[Données d'entrée]
┌────────

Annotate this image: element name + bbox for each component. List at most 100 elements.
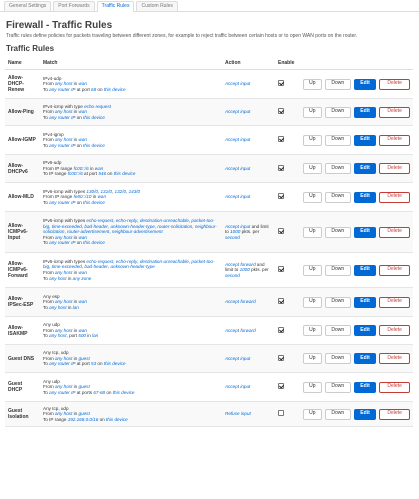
section-title: Traffic Rules [6,44,55,53]
match-value: second [225,234,240,240]
rule-name: Allow-Ping [5,98,40,126]
match-value: lan [72,304,79,310]
down-button[interactable]: Down [324,163,351,174]
rule-buttons: Up Down Edit Delete [300,316,413,345]
up-button[interactable]: Up [303,325,322,336]
match-value: wan [78,299,87,305]
match-value: wan [78,234,87,240]
enable-checkbox[interactable] [278,326,284,333]
edit-button[interactable]: Edit [353,78,377,90]
down-button[interactable]: Down [324,353,351,364]
up-button[interactable]: Up [303,78,322,90]
down-button[interactable]: Down [324,191,351,203]
edit-button[interactable]: Edit [353,325,377,336]
tab-custom-rules[interactable]: Custom Rules [136,1,178,11]
up-button[interactable]: Up [303,296,322,308]
edit-button[interactable]: Edit [353,264,377,276]
rule-name: Allow-ICMPv6-Forward [5,252,40,288]
up-button[interactable]: Up [303,191,322,203]
down-button[interactable]: Down [324,134,351,146]
delete-button[interactable]: Delete [379,325,410,336]
tab-general-settings[interactable]: General Settings [4,1,52,11]
match-value: router-solicitation [157,223,193,229]
enable-checkbox[interactable] [278,228,284,235]
up-button[interactable]: Up [303,226,322,238]
down-button[interactable]: Down [324,264,351,276]
match-text: From [43,299,55,305]
down-button[interactable]: Down [324,381,351,393]
rule-buttons: Up Down Edit Delete [300,211,413,253]
down-button[interactable]: Down [324,78,351,90]
rule-match: IPv4-igmp From any host in wan To any rout… [40,125,222,155]
up-button[interactable]: Up [303,106,322,118]
down-button[interactable]: Down [324,226,351,238]
enable-checkbox[interactable] [278,80,284,87]
match-text: on [75,240,84,246]
enable-checkbox[interactable] [278,383,284,390]
delete-button[interactable]: Delete [379,134,410,146]
delete-button[interactable]: Delete [379,226,410,238]
edit-button[interactable]: Edit [353,226,377,238]
edit-button[interactable]: Edit [353,408,377,420]
match-line: To any host, port 500 in lan [43,333,219,339]
down-button[interactable]: Down [324,408,351,420]
rule-match: IPv6-icmp with types echo-request, echo-… [40,252,222,288]
rule-name: Guest Isolation [5,401,40,427]
delete-button[interactable]: Delete [379,106,410,118]
rule-action: Accept input [222,69,275,99]
match-value: this device [103,361,126,367]
match-value: 131/0 [100,188,112,194]
edit-button[interactable]: Edit [353,191,377,203]
delete-button[interactable]: Delete [379,353,410,364]
down-button[interactable]: Down [324,296,351,308]
match-text: IPv6-icmp with types [43,218,87,224]
delete-button[interactable]: Delete [379,264,410,276]
match-value: wan [78,327,87,333]
edit-button[interactable]: Edit [353,353,377,364]
match-text: IPv4-igmp [43,131,64,137]
match-value: Accept forward [225,299,256,305]
up-button[interactable]: Up [303,408,322,420]
down-button[interactable]: Down [324,325,351,336]
up-button[interactable]: Up [303,353,322,364]
up-button[interactable]: Up [303,163,322,174]
match-line: To IP range 192.168.0.0/16 on this devic… [43,417,219,423]
enable-checkbox[interactable] [278,354,284,361]
delete-button[interactable]: Delete [379,408,410,420]
edit-button[interactable]: Edit [353,163,377,174]
match-value: any host [55,299,73,305]
enable-checkbox[interactable] [278,410,284,417]
match-value: 1000 [230,229,241,235]
edit-button[interactable]: Edit [353,106,377,118]
rule-buttons: Up Down Edit Delete [300,125,413,155]
edit-button[interactable]: Edit [353,381,377,393]
tab-port-forwards[interactable]: Port Forwards [53,1,95,11]
tab-traffic-rules[interactable]: Traffic Rules [96,1,135,12]
up-button[interactable]: Up [303,381,322,393]
edit-button[interactable]: Edit [353,134,377,146]
rule-action: Accept input and limit to 1000 pkts. per… [222,211,275,253]
delete-button[interactable]: Delete [379,296,410,308]
delete-button[interactable]: Delete [379,191,410,203]
down-button[interactable]: Down [324,106,351,118]
match-value: any router IP [49,86,76,92]
delete-button[interactable]: Delete [379,78,410,90]
enable-checkbox[interactable] [278,298,284,305]
delete-button[interactable]: Delete [379,381,410,393]
enable-checkbox[interactable] [278,266,284,273]
rule-match: Any udp From any host in guest To any rout… [40,372,222,402]
delete-button[interactable]: Delete [379,163,410,174]
edit-button[interactable]: Edit [353,296,377,308]
enable-checkbox[interactable] [278,108,284,115]
match-value: any host [49,275,67,281]
match-value: echo-reply [115,258,138,264]
enable-checkbox[interactable] [278,136,284,143]
up-button[interactable]: Up [303,134,322,146]
match-value: any router IP [49,389,76,395]
up-button[interactable]: Up [303,264,322,276]
enable-checkbox[interactable] [278,193,284,200]
match-value: wan [78,81,87,87]
match-value: fc00::/6 [67,171,83,177]
table-row: Allow-MLD IPv6-icmp with types 130/0, 131… [5,182,413,212]
enable-checkbox[interactable] [278,164,284,171]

└────────

[Tâche courte] Affichez, telles quelles, toutes les lignes des données où figure la chaîne « Traffic ». La casse doit être respectée.

[Résultat obtenu]
section-title: Traffic Rules [6,44,55,53]
tab-traffic-rules[interactable]: Traffic Rules [96,1,135,12]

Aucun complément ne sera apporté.